[Part of a data file]
====
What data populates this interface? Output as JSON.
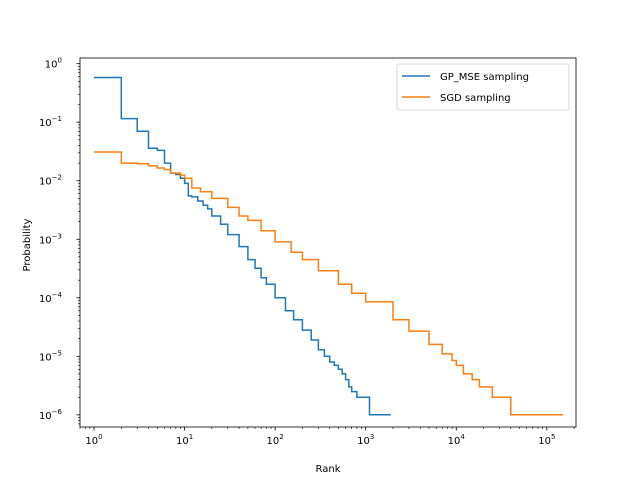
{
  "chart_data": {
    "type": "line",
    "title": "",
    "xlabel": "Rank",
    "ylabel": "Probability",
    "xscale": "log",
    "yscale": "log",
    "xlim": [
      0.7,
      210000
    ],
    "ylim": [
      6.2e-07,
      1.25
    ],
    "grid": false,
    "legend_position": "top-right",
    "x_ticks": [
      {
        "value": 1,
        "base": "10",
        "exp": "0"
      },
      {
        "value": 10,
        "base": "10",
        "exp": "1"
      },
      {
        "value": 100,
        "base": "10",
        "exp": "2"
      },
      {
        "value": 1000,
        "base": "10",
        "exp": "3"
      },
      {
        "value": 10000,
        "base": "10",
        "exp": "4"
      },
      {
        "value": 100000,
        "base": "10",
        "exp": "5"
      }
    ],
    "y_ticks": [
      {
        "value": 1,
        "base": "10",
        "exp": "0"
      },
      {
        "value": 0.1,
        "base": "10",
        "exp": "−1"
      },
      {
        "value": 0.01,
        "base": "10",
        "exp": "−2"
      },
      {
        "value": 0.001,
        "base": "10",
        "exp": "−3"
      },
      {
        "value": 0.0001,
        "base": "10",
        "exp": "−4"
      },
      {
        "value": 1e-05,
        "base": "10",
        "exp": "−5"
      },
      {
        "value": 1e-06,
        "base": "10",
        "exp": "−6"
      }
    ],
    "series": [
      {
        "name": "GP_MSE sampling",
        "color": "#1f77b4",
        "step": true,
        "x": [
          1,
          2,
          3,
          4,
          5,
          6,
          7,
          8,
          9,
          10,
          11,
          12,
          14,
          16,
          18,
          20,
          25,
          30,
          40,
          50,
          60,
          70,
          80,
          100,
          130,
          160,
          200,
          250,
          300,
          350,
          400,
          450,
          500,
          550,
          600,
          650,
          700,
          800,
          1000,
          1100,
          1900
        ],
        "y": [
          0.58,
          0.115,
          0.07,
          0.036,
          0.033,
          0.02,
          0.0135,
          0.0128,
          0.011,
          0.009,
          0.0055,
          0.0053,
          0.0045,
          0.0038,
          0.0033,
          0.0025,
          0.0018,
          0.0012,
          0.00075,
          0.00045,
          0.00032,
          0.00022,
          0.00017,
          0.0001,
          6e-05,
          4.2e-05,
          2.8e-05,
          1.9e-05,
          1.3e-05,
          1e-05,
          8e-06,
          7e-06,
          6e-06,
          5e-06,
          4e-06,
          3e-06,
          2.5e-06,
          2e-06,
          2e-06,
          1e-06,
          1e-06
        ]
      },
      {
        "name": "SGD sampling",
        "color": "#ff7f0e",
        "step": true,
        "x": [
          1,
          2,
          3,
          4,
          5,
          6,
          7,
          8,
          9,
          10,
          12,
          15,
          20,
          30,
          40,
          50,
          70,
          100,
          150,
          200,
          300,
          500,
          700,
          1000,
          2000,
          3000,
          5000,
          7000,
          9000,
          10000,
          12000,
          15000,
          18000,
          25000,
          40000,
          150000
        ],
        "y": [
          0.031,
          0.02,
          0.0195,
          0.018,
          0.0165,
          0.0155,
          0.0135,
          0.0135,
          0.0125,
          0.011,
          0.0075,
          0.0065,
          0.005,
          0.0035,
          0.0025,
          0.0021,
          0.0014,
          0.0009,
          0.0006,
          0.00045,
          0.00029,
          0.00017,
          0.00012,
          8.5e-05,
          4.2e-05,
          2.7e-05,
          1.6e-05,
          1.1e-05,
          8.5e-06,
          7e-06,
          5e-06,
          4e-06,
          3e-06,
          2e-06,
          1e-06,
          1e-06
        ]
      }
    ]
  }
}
====
DIRECTIVE -> From the data above, show each line that contains "sampling".

EXERCISE RESULT ->
        "name": "GP_MSE sampling",
        "name": "SGD sampling",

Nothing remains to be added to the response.